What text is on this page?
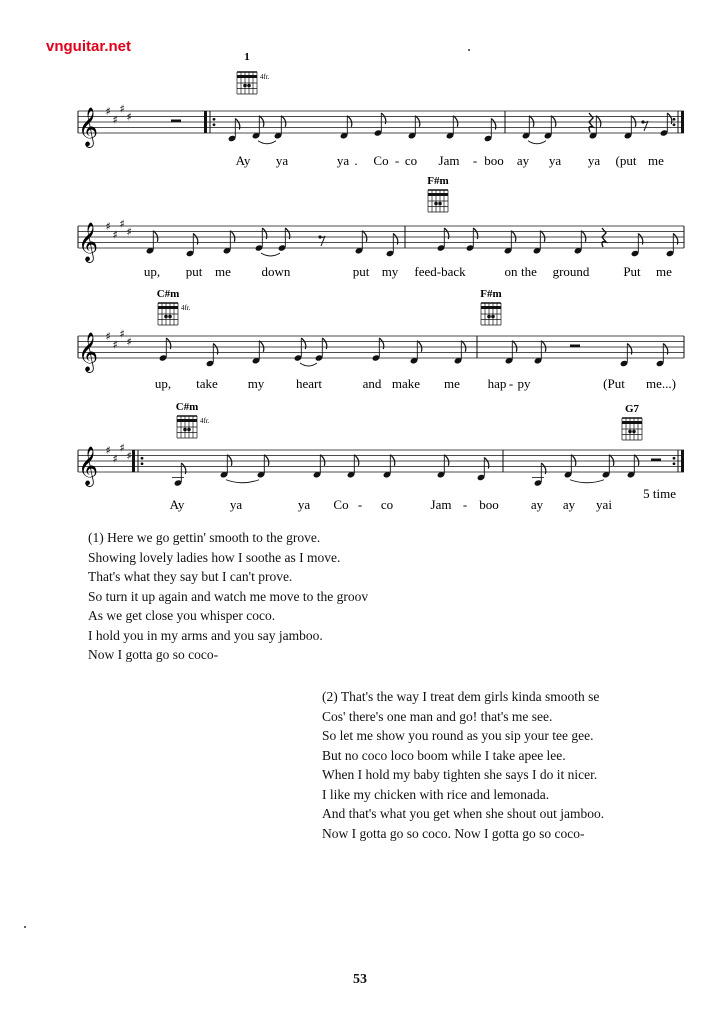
vnguitar.net
𝄞 ♯
♯
♯
♯
Ay ya	ya . Co - co Jam - boo ay ya ya (put me
1
4fr.
𝄞 ♯
♯
♯
♯
up, put me down	put my feed-back	on the ground	Put me
F#m
𝄞 ♯
♯
♯
♯
up, take my heart	and make me hap - py	(Put me...)
C#m
4fr.
F#m
𝄞 ♯
♯
♯
♯
Ay	ya	ya Co - co	Jam - boo ay ay yai
5 time
C#m
4fr.
G7
(1) Here we go gettin' smooth to the grove.
Showing lovely ladies how I soothe as I move.
That's what they say but I can't prove.
So turn it up again and watch me move to the groov
As we get close you whisper coco.
I hold you in my arms and you say jamboo.
Now I gotta go so coco-
(2) That's the way I treat dem girls kinda smooth se
Cos' there's one man and go! that's me see.
So let me show you round as you sip your tee gee.
But no coco loco boom while I take apee lee.
When I hold my baby tighten she says I do it nicer.
I like my chicken with rice and lemonada.
And that's what you get when she shout out jamboo.
Now I gotta go so coco. Now I gotta go so coco-
53
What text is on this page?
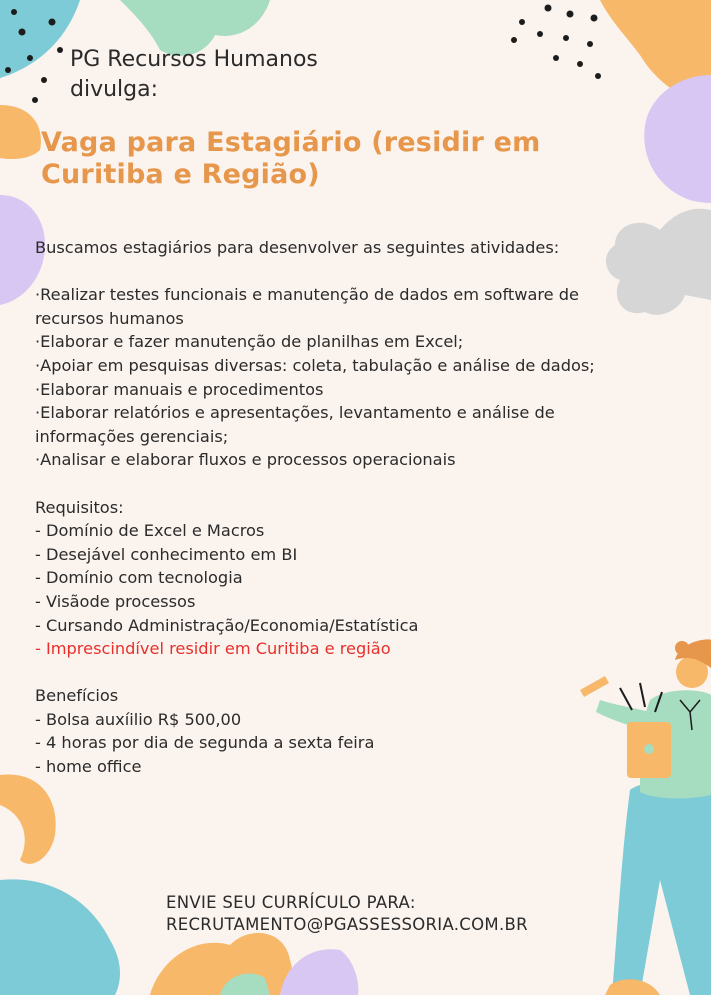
PG Recursos Humanos
divulga:
Vaga para Estagiário (residir em
Curitiba e Região)
Buscamos estagiários para desenvolver as seguintes atividades:
·Realizar testes funcionais e manutenção de dados em software de
recursos humanos
·Elaborar e fazer manutenção de planilhas em Excel;
·Apoiar em pesquisas diversas: coleta, tabulação e análise de dados;
·Elaborar manuais e procedimentos
·Elaborar relatórios e apresentações, levantamento e análise de
informações gerenciais;
·Analisar e elaborar fluxos e processos operacionais
Requisitos:
- Domínio de Excel e Macros
- Desejável conhecimento em BI
- Domínio com tecnologia
- Visãode processos
- Cursando Administração/Economia/Estatística
- Imprescindível residir em Curitiba e região
Benefícios
- Bolsa auxíilio R$ 500,00
- 4 horas por dia de segunda a sexta feira
- home office
ENVIE SEU CURRÍCULO PARA:
RECRUTAMENTO@PGASSESSORIA.COM.BR
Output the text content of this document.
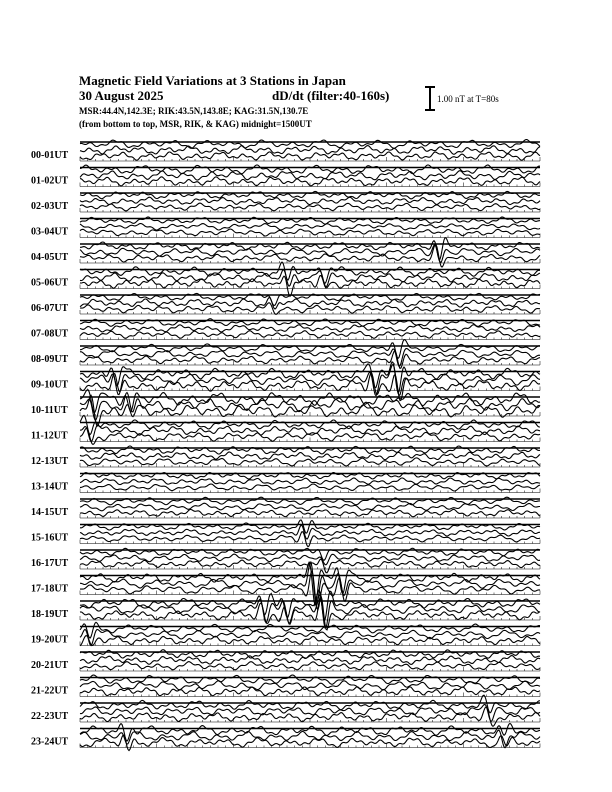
Magnetic Field Variations at 3 Stations in Japan
30 August 2025	dD/dt (filter:40-160s)
MSR:44.4N,142.3E; RIK:43.5N,143.8E; KAG:31.5N,130.7E
(from bottom to top, MSR, RIK, & KAG) midnight=1500UT
1.00 nT at T=80s
00-01UT
01-02UT
02-03UT
03-04UT
04-05UT
05-06UT
06-07UT
07-08UT
08-09UT
09-10UT
10-11UT
11-12UT
12-13UT
13-14UT
14-15UT
15-16UT
16-17UT
17-18UT
18-19UT
19-20UT
20-21UT
21-22UT
22-23UT
23-24UT
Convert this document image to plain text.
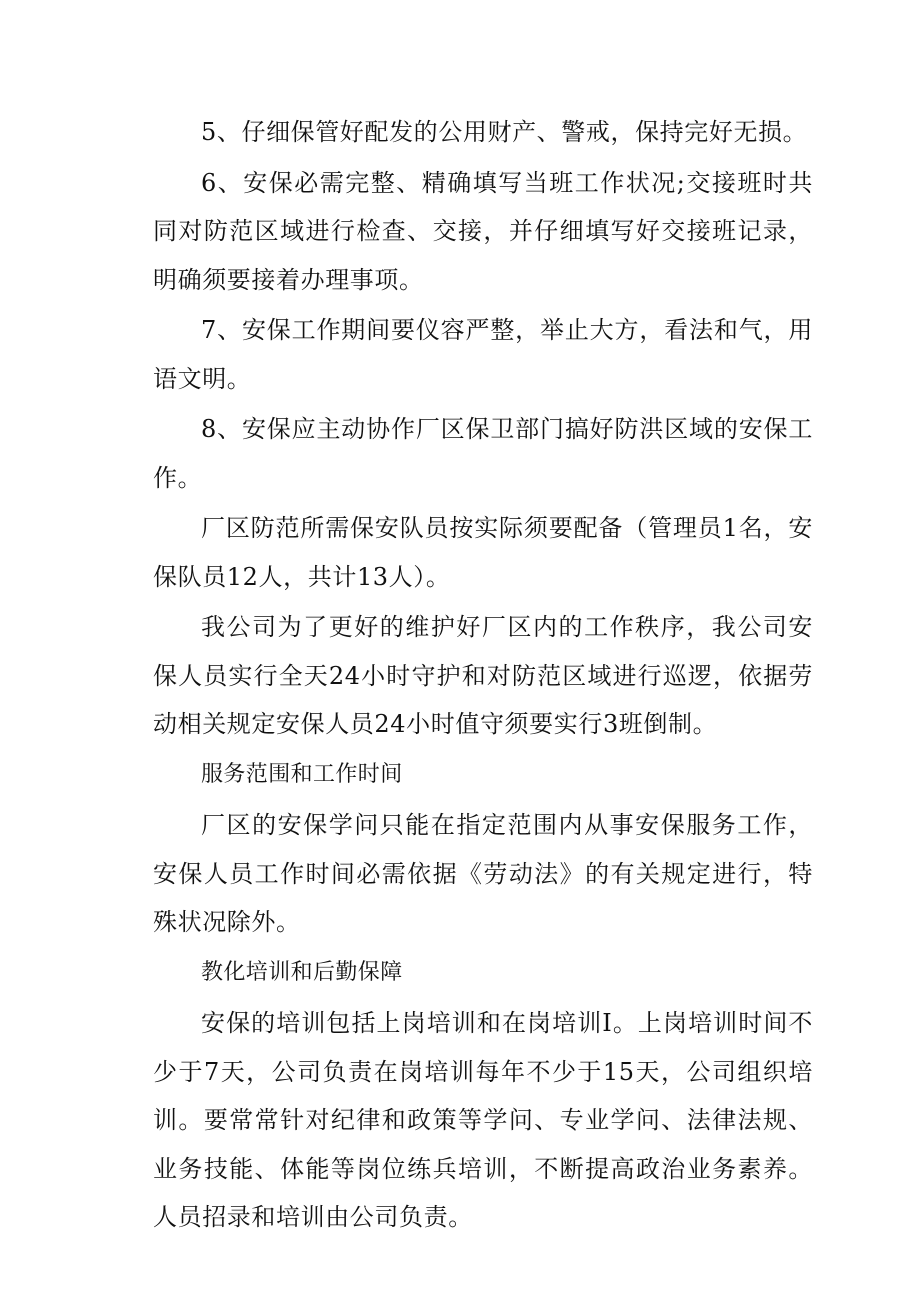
5、仔细保管好配发的公用财产、警戒，保持完好无损。

6、安保必需完整、精确填写当班工作状况;交接班时共同对防范区域进行检查、交接，并仔细填写好交接班记录，明确须要接着办理事项。

7、安保工作期间要仪容严整，举止大方，看法和气，用语文明。

8、安保应主动协作厂区保卫部门搞好防洪区域的安保工作。

厂区防范所需保安队员按实际须要配备（管理员1名，安保队员12人，共计13人）。

我公司为了更好的维护好厂区内的工作秩序，我公司安保人员实行全天24小时守护和对防范区域进行巡逻，依据劳动相关规定安保人员24小时值守须要实行3班倒制。

服务范围和工作时间

厂区的安保学问只能在指定范围内从事安保服务工作，安保人员工作时间必需依据《劳动法》的有关规定进行，特殊状况除外。

教化培训和后勤保障

安保的培训包括上岗培训和在岗培训I。上岗培训时间不少于7天，公司负责在岗培训每年不少于15天，公司组织培训。要常常针对纪律和政策等学问、专业学问、法律法规、业务技能、体能等岗位练兵培训，不断提高政治业务素养。人员招录和培训由公司负责。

Task description: Output every entry word for word, but omit the pictures.

Output:
What text is on this page?
vnguitar.net
𝄞 ♯
♯
♯
♯
Ay ya	ya . Co - co Jam - boo ay ya ya (put me
1
4fr.
𝄞 ♯
♯
♯
♯
up, put me down	put my feed-back	on the ground	Put me
F#m
𝄞 ♯
♯
♯
♯
up, take my heart	and make me hap - py	(Put me...)
C#m
4fr.
F#m
𝄞 ♯
♯
♯
♯
Ay	ya	ya Co - co	Jam - boo ay ay yai
5 time
C#m
4fr.
G7
(1) Here we go gettin' smooth to the grove.
Showing lovely ladies how I soothe as I move.
That's what they say but I can't prove.
So turn it up again and watch me move to the groov
As we get close you whisper coco.
I hold you in my arms and you say jamboo.
Now I gotta go so coco-
(2) That's the way I treat dem girls kinda smooth se
Cos' there's one man and go! that's me see.
So let me show you round as you sip your tee gee.
But no coco loco boom while I take apee lee.
When I hold my baby tighten she says I do it nicer.
I like my chicken with rice and lemonada.
And that's what you get when she shout out jamboo.
Now I gotta go so coco. Now I gotta go so coco-
53
What text is on this page?
PG Recursos Humanos
divulga:
Vaga para Estagiário (residir em
Curitiba e Região)
Buscamos estagiários para desenvolver as seguintes atividades:
·Realizar testes funcionais e manutenção de dados em software de
recursos humanos
·Elaborar e fazer manutenção de planilhas em Excel;
·Apoiar em pesquisas diversas: coleta, tabulação e análise de dados;
·Elaborar manuais e procedimentos
·Elaborar relatórios e apresentações, levantamento e análise de
informações gerenciais;
·Analisar e elaborar fluxos e processos operacionais
Requisitos:
- Domínio de Excel e Macros
- Desejável conhecimento em BI
- Domínio com tecnologia
- Visãode processos
- Cursando Administração/Economia/Estatística
- Imprescindível residir em Curitiba e região
Benefícios
- Bolsa auxíilio R$ 500,00
- 4 horas por dia de segunda a sexta feira
- home office
ENVIE SEU CURRÍCULO PARA:
RECRUTAMENTO@PGASSESSORIA.COM.BR
Output the text content of this document.
Magnetic Field Variations at 3 Stations in Japan
30 August 2025	dD/dt (filter:40-160s)
MSR:44.4N,142.3E; RIK:43.5N,143.8E; KAG:31.5N,130.7E
(from bottom to top, MSR, RIK, & KAG) midnight=1500UT
1.00 nT at T=80s
00-01UT
01-02UT
02-03UT
03-04UT
04-05UT
05-06UT
06-07UT
07-08UT
08-09UT
09-10UT
10-11UT
11-12UT
12-13UT
13-14UT
14-15UT
15-16UT
16-17UT
17-18UT
18-19UT
19-20UT
20-21UT
21-22UT
22-23UT
23-24UT
Convert this document image to plain text.
5、仔细保管好配发的公用财产、警戒，保持完好无损。

6、安保必需完整、精确填写当班工作状况;交接班时共同对防范区域进行检查、交接，并仔细填写好交接班记录，明确须要接着办理事项。

7、安保工作期间要仪容严整，举止大方，看法和气，用语文明。

8、安保应主动协作厂区保卫部门搞好防洪区域的安保工作。

厂区防范所需保安队员按实际须要配备（管理员1名，安保队员12人，共计13人）。

我公司为了更好的维护好厂区内的工作秩序，我公司安保人员实行全天24小时守护和对防范区域进行巡逻，依据劳动相关规定安保人员24小时值守须要实行3班倒制。

服务范围和工作时间

厂区的安保学问只能在指定范围内从事安保服务工作，安保人员工作时间必需依据《劳动法》的有关规定进行，特殊状况除外。

教化培训和后勤保障

安保的培训包括上岗培训和在岗培训I。上岗培训时间不少于7天，公司负责在岗培训每年不少于15天，公司组织培训。要常常针对纪律和政策等学问、专业学问、法律法规、业务技能、体能等岗位练兵培训，不断提高政治业务素养。人员招录和培训由公司负责。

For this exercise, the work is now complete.